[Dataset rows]
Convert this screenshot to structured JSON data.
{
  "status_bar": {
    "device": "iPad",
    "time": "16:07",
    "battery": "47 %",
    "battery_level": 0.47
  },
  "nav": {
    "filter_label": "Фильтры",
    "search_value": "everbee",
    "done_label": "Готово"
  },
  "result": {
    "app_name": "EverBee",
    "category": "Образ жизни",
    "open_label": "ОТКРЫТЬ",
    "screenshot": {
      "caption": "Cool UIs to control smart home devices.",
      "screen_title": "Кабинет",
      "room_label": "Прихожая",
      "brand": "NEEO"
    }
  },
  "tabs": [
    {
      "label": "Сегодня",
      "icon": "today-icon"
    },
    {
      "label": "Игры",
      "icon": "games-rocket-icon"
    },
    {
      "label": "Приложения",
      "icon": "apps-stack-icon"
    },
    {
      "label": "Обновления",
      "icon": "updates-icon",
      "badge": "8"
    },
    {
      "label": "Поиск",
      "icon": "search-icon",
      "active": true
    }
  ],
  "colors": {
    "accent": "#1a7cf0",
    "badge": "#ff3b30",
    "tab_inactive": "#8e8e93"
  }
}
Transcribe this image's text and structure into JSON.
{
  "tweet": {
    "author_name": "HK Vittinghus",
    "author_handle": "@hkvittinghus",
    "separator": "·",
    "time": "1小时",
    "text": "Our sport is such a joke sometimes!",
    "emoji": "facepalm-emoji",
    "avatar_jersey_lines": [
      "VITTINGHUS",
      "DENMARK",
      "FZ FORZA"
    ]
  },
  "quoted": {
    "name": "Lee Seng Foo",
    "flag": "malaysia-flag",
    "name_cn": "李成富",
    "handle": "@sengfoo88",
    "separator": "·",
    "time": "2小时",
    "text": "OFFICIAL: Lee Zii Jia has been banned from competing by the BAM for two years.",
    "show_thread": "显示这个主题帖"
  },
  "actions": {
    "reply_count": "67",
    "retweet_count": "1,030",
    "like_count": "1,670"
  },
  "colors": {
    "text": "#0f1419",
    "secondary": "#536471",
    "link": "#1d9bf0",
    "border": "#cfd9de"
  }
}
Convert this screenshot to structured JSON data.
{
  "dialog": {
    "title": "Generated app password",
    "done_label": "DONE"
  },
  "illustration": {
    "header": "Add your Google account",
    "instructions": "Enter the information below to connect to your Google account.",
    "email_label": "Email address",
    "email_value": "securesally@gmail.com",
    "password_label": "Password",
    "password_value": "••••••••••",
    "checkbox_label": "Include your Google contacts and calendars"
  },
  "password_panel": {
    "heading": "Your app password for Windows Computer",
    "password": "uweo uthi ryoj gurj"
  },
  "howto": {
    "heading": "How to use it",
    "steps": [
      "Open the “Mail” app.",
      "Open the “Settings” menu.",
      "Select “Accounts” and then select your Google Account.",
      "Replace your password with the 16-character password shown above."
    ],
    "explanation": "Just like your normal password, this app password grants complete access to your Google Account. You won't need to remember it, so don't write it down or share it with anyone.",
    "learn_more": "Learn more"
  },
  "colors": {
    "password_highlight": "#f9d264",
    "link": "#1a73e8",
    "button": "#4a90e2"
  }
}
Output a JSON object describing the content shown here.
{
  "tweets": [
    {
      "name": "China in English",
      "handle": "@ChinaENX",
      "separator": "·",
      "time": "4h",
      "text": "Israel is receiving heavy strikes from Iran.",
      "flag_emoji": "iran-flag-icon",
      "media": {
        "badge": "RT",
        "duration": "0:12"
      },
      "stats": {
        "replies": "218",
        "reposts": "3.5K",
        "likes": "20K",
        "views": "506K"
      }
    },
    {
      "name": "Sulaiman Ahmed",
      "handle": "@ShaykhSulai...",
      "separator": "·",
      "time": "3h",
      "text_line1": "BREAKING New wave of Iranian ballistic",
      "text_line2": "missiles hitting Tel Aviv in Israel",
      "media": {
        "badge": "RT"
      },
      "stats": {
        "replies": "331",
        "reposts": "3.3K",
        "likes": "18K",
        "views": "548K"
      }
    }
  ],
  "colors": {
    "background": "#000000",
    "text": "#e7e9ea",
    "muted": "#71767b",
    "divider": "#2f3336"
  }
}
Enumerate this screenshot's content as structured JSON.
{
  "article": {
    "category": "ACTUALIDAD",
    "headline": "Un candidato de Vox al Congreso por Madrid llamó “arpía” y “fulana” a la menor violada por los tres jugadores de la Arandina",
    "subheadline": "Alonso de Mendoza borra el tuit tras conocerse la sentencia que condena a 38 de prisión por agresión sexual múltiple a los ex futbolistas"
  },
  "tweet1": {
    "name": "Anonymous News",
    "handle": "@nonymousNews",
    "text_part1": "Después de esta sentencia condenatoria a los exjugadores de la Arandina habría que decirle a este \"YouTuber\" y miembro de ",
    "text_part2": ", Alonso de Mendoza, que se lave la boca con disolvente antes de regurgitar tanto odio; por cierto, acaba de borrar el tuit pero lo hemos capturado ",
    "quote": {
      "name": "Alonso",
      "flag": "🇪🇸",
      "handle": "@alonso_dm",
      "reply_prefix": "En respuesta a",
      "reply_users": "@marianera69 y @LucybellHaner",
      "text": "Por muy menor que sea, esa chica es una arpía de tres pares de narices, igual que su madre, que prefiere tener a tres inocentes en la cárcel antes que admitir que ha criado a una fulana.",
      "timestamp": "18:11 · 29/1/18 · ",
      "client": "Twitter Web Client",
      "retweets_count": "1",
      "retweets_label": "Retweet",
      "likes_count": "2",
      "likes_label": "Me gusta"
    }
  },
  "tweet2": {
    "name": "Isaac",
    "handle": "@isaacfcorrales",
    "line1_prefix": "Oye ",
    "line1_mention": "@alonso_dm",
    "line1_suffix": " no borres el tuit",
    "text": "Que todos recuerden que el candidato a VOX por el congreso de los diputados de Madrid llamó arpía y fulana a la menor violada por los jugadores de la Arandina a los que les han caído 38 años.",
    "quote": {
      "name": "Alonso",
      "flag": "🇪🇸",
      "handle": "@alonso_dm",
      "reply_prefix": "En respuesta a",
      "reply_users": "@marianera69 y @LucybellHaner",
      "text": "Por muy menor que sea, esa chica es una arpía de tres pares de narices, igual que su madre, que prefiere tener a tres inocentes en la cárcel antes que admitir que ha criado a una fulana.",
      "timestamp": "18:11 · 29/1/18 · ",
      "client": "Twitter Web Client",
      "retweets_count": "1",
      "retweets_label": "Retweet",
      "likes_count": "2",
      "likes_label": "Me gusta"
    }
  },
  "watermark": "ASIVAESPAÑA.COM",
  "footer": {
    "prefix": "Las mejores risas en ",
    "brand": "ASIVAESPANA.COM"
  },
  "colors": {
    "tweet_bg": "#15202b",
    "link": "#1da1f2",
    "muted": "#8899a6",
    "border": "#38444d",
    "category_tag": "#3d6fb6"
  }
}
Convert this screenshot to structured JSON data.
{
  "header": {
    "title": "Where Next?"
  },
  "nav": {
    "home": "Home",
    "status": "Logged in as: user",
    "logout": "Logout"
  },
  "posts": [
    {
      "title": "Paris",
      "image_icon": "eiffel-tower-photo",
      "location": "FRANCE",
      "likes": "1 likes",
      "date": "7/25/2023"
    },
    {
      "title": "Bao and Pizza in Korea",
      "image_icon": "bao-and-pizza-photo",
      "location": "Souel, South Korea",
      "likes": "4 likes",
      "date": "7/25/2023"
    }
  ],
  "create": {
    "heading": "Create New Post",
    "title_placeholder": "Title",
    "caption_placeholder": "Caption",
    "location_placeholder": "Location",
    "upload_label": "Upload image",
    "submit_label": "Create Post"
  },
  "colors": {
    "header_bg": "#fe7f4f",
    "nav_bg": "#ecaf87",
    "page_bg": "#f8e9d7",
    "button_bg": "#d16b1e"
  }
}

● Task to complete:
Select the lines in this material that hold the word "Madrid", leaving none out.

● Solved problem:
    "headline": "Un candidato de Vox al Congreso por Madrid llamó “arpía” y “fulana” a la menor violada por los tres jugadores de la Arandina",
    "text": "Que todos recuerden que el candidato a VOX por el congreso de los diputados de Madrid llamó arpía y fulana a la menor violada por los jugadores de la Arandina a los que les han caído 38 años.",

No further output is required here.